## WHAT THIS TASK INVOLVES
It is required that all of the data be written out exactly.

## MATERIAL PROVIDED
%%
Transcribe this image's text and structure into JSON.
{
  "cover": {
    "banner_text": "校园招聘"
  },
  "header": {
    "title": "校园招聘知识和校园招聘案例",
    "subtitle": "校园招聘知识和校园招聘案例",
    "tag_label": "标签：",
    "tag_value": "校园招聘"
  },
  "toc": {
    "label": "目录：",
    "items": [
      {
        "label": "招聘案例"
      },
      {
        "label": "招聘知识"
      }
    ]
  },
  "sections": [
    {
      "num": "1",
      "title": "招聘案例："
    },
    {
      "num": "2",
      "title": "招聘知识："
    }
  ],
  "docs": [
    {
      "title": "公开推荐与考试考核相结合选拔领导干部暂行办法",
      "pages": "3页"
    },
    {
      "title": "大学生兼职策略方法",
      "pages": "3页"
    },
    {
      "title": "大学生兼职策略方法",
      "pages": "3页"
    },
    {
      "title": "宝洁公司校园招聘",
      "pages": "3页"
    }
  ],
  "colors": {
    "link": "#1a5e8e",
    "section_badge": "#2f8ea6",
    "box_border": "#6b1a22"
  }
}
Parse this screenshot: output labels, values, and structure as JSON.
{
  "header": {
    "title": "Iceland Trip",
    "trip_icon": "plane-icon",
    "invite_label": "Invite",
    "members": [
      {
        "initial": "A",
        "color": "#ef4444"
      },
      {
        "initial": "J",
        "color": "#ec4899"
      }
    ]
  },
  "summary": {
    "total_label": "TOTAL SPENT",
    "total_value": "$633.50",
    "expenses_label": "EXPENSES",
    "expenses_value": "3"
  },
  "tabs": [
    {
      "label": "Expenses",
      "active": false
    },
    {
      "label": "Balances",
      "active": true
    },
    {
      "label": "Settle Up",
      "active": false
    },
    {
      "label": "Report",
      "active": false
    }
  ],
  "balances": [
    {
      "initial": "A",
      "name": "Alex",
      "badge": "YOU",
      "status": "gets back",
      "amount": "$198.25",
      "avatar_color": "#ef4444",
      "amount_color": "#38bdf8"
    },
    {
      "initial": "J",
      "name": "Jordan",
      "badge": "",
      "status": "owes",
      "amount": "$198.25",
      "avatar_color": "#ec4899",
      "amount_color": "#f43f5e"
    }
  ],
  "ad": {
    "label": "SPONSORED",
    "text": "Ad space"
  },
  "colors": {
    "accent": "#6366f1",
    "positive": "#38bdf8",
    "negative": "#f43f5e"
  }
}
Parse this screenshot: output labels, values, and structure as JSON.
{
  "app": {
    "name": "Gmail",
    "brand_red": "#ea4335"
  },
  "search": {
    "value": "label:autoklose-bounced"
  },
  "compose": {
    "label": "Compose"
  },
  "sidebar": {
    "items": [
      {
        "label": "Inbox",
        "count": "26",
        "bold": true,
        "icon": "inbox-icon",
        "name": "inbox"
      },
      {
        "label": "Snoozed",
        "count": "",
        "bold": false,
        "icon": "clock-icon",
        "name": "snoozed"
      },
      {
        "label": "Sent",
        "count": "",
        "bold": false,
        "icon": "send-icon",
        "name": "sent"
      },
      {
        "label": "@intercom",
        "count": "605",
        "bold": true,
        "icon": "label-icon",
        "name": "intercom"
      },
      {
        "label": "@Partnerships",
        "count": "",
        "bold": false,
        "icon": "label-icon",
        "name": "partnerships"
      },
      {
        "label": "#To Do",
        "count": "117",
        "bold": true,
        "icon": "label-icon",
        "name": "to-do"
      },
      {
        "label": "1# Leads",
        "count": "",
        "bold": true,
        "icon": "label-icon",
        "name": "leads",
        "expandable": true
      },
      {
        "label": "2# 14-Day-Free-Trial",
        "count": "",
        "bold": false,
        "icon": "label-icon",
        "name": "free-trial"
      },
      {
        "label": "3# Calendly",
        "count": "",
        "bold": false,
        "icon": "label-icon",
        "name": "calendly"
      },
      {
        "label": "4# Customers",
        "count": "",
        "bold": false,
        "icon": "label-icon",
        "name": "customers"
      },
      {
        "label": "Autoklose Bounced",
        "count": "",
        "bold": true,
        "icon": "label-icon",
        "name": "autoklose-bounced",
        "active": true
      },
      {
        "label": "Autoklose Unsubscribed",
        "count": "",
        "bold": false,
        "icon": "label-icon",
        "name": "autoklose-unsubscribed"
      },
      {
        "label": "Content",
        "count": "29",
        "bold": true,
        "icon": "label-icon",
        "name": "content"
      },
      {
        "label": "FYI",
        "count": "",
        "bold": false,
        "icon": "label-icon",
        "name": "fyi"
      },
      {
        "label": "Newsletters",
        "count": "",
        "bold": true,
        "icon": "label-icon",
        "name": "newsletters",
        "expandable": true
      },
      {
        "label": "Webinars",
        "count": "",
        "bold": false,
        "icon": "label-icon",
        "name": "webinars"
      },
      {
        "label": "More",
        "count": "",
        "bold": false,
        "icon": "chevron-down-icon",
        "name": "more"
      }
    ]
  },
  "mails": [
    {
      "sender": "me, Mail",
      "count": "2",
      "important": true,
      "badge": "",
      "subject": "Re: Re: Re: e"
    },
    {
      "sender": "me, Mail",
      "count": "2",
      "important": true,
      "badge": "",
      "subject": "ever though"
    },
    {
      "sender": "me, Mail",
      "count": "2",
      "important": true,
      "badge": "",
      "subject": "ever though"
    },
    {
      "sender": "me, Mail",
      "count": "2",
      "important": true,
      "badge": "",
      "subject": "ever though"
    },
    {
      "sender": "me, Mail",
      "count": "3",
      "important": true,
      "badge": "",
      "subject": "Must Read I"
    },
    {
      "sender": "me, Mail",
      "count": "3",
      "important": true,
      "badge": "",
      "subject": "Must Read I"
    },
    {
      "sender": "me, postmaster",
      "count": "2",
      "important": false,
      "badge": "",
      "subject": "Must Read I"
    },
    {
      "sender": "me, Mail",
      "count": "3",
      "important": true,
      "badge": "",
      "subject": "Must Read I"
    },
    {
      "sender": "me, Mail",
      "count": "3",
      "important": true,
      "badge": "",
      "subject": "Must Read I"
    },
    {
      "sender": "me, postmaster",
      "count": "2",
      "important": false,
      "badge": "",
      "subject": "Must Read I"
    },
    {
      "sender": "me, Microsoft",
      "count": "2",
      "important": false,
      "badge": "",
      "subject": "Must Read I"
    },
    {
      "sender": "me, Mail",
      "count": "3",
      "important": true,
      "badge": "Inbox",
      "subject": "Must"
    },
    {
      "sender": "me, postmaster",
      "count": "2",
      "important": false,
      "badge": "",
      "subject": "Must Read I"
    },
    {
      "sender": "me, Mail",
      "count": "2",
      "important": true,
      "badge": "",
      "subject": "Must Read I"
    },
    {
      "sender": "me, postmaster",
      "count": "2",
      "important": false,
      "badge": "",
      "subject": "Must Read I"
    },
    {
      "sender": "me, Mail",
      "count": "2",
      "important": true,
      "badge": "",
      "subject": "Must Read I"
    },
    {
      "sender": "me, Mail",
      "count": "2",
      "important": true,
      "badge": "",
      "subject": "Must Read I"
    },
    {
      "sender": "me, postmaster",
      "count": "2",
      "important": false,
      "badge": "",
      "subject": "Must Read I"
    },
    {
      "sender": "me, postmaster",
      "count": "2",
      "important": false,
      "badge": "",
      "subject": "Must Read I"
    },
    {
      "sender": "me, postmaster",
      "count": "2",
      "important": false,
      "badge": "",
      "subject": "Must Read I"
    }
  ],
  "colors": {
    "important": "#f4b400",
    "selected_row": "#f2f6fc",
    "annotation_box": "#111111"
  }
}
%%
## SOLUTION TO THE PROBLEM
Transcribe this image's text and structure into JSON.
{
  "cover": {
    "banner_text": "校园招聘"
  },
  "header": {
    "title": "校园招聘知识和校园招聘案例",
    "subtitle": "校园招聘知识和校园招聘案例",
    "tag_label": "标签：",
    "tag_value": "校园招聘"
  },
  "toc": {
    "label": "目录：",
    "items": [
      {
        "label": "招聘案例"
      },
      {
        "label": "招聘知识"
      }
    ]
  },
  "sections": [
    {
      "num": "1",
      "title": "招聘案例："
    },
    {
      "num": "2",
      "title": "招聘知识："
    }
  ],
  "docs": [
    {
      "title": "公开推荐与考试考核相结合选拔领导干部暂行办法",
      "pages": "3页"
    },
    {
      "title": "大学生兼职策略方法",
      "pages": "3页"
    },
    {
      "title": "大学生兼职策略方法",
      "pages": "3页"
    },
    {
      "title": "宝洁公司校园招聘",
      "pages": "3页"
    }
  ],
  "colors": {
    "link": "#1a5e8e",
    "section_badge": "#2f8ea6",
    "box_border": "#6b1a22"
  }
}
Parse this screenshot: output labels, values, and structure as JSON.
{
  "header": {
    "title": "Iceland Trip",
    "trip_icon": "plane-icon",
    "invite_label": "Invite",
    "members": [
      {
        "initial": "A",
        "color": "#ef4444"
      },
      {
        "initial": "J",
        "color": "#ec4899"
      }
    ]
  },
  "summary": {
    "total_label": "TOTAL SPENT",
    "total_value": "$633.50",
    "expenses_label": "EXPENSES",
    "expenses_value": "3"
  },
  "tabs": [
    {
      "label": "Expenses",
      "active": false
    },
    {
      "label": "Balances",
      "active": true
    },
    {
      "label": "Settle Up",
      "active": false
    },
    {
      "label": "Report",
      "active": false
    }
  ],
  "balances": [
    {
      "initial": "A",
      "name": "Alex",
      "badge": "YOU",
      "status": "gets back",
      "amount": "$198.25",
      "avatar_color": "#ef4444",
      "amount_color": "#38bdf8"
    },
    {
      "initial": "J",
      "name": "Jordan",
      "badge": "",
      "status": "owes",
      "amount": "$198.25",
      "avatar_color": "#ec4899",
      "amount_color": "#f43f5e"
    }
  ],
  "ad": {
    "label": "SPONSORED",
    "text": "Ad space"
  },
  "colors": {
    "accent": "#6366f1",
    "positive": "#38bdf8",
    "negative": "#f43f5e"
  }
}
Parse this screenshot: output labels, values, and structure as JSON.
{
  "app": {
    "name": "Gmail",
    "brand_red": "#ea4335"
  },
  "search": {
    "value": "label:autoklose-bounced"
  },
  "compose": {
    "label": "Compose"
  },
  "sidebar": {
    "items": [
      {
        "label": "Inbox",
        "count": "26",
        "bold": true,
        "icon": "inbox-icon",
        "name": "inbox"
      },
      {
        "label": "Snoozed",
        "count": "",
        "bold": false,
        "icon": "clock-icon",
        "name": "snoozed"
      },
      {
        "label": "Sent",
        "count": "",
        "bold": false,
        "icon": "send-icon",
        "name": "sent"
      },
      {
        "label": "@intercom",
        "count": "605",
        "bold": true,
        "icon": "label-icon",
        "name": "intercom"
      },
      {
        "label": "@Partnerships",
        "count": "",
        "bold": false,
        "icon": "label-icon",
        "name": "partnerships"
      },
      {
        "label": "#To Do",
        "count": "117",
        "bold": true,
        "icon": "label-icon",
        "name": "to-do"
      },
      {
        "label": "1# Leads",
        "count": "",
        "bold": true,
        "icon": "label-icon",
        "name": "leads",
        "expandable": true
      },
      {
        "label": "2# 14-Day-Free-Trial",
        "count": "",
        "bold": false,
        "icon": "label-icon",
        "name": "free-trial"
      },
      {
        "label": "3# Calendly",
        "count": "",
        "bold": false,
        "icon": "label-icon",
        "name": "calendly"
      },
      {
        "label": "4# Customers",
        "count": "",
        "bold": false,
        "icon": "label-icon",
        "name": "customers"
      },
      {
        "label": "Autoklose Bounced",
        "count": "",
        "bold": true,
        "icon": "label-icon",
        "name": "autoklose-bounced",
        "active": true
      },
      {
        "label": "Autoklose Unsubscribed",
        "count": "",
        "bold": false,
        "icon": "label-icon",
        "name": "autoklose-unsubscribed"
      },
      {
        "label": "Content",
        "count": "29",
        "bold": true,
        "icon": "label-icon",
        "name": "content"
      },
      {
        "label": "FYI",
        "count": "",
        "bold": false,
        "icon": "label-icon",
        "name": "fyi"
      },
      {
        "label": "Newsletters",
        "count": "",
        "bold": true,
        "icon": "label-icon",
        "name": "newsletters",
        "expandable": true
      },
      {
        "label": "Webinars",
        "count": "",
        "bold": false,
        "icon": "label-icon",
        "name": "webinars"
      },
      {
        "label": "More",
        "count": "",
        "bold": false,
        "icon": "chevron-down-icon",
        "name": "more"
      }
    ]
  },
  "mails": [
    {
      "sender": "me, Mail",
      "count": "2",
      "important": true,
      "badge": "",
      "subject": "Re: Re: Re: e"
    },
    {
      "sender": "me, Mail",
      "count": "2",
      "important": true,
      "badge": "",
      "subject": "ever though"
    },
    {
      "sender": "me, Mail",
      "count": "2",
      "important": true,
      "badge": "",
      "subject": "ever though"
    },
    {
      "sender": "me, Mail",
      "count": "2",
      "important": true,
      "badge": "",
      "subject": "ever though"
    },
    {
      "sender": "me, Mail",
      "count": "3",
      "important": true,
      "badge": "",
      "subject": "Must Read I"
    },
    {
      "sender": "me, Mail",
      "count": "3",
      "important": true,
      "badge": "",
      "subject": "Must Read I"
    },
    {
      "sender": "me, postmaster",
      "count": "2",
      "important": false,
      "badge": "",
      "subject": "Must Read I"
    },
    {
      "sender": "me, Mail",
      "count": "3",
      "important": true,
      "badge": "",
      "subject": "Must Read I"
    },
    {
      "sender": "me, Mail",
      "count": "3",
      "important": true,
      "badge": "",
      "subject": "Must Read I"
    },
    {
      "sender": "me, postmaster",
      "count": "2",
      "important": false,
      "badge": "",
      "subject": "Must Read I"
    },
    {
      "sender": "me, Microsoft",
      "count": "2",
      "important": false,
      "badge": "",
      "subject": "Must Read I"
    },
    {
      "sender": "me, Mail",
      "count": "3",
      "important": true,
      "badge": "Inbox",
      "subject": "Must"
    },
    {
      "sender": "me, postmaster",
      "count": "2",
      "important": false,
      "badge": "",
      "subject": "Must Read I"
    },
    {
      "sender": "me, Mail",
      "count": "2",
      "important": true,
      "badge": "",
      "subject": "Must Read I"
    },
    {
      "sender": "me, postmaster",
      "count": "2",
      "important": false,
      "badge": "",
      "subject": "Must Read I"
    },
    {
      "sender": "me, Mail",
      "count": "2",
      "important": true,
      "badge": "",
      "subject": "Must Read I"
    },
    {
      "sender": "me, Mail",
      "count": "2",
      "important": true,
      "badge": "",
      "subject": "Must Read I"
    },
    {
      "sender": "me, postmaster",
      "count": "2",
      "important": false,
      "badge": "",
      "subject": "Must Read I"
    },
    {
      "sender": "me, postmaster",
      "count": "2",
      "important": false,
      "badge": "",
      "subject": "Must Read I"
    },
    {
      "sender": "me, postmaster",
      "count": "2",
      "important": false,
      "badge": "",
      "subject": "Must Read I"
    }
  ],
  "colors": {
    "important": "#f4b400",
    "selected_row": "#f2f6fc",
    "annotation_box": "#111111"
  }
}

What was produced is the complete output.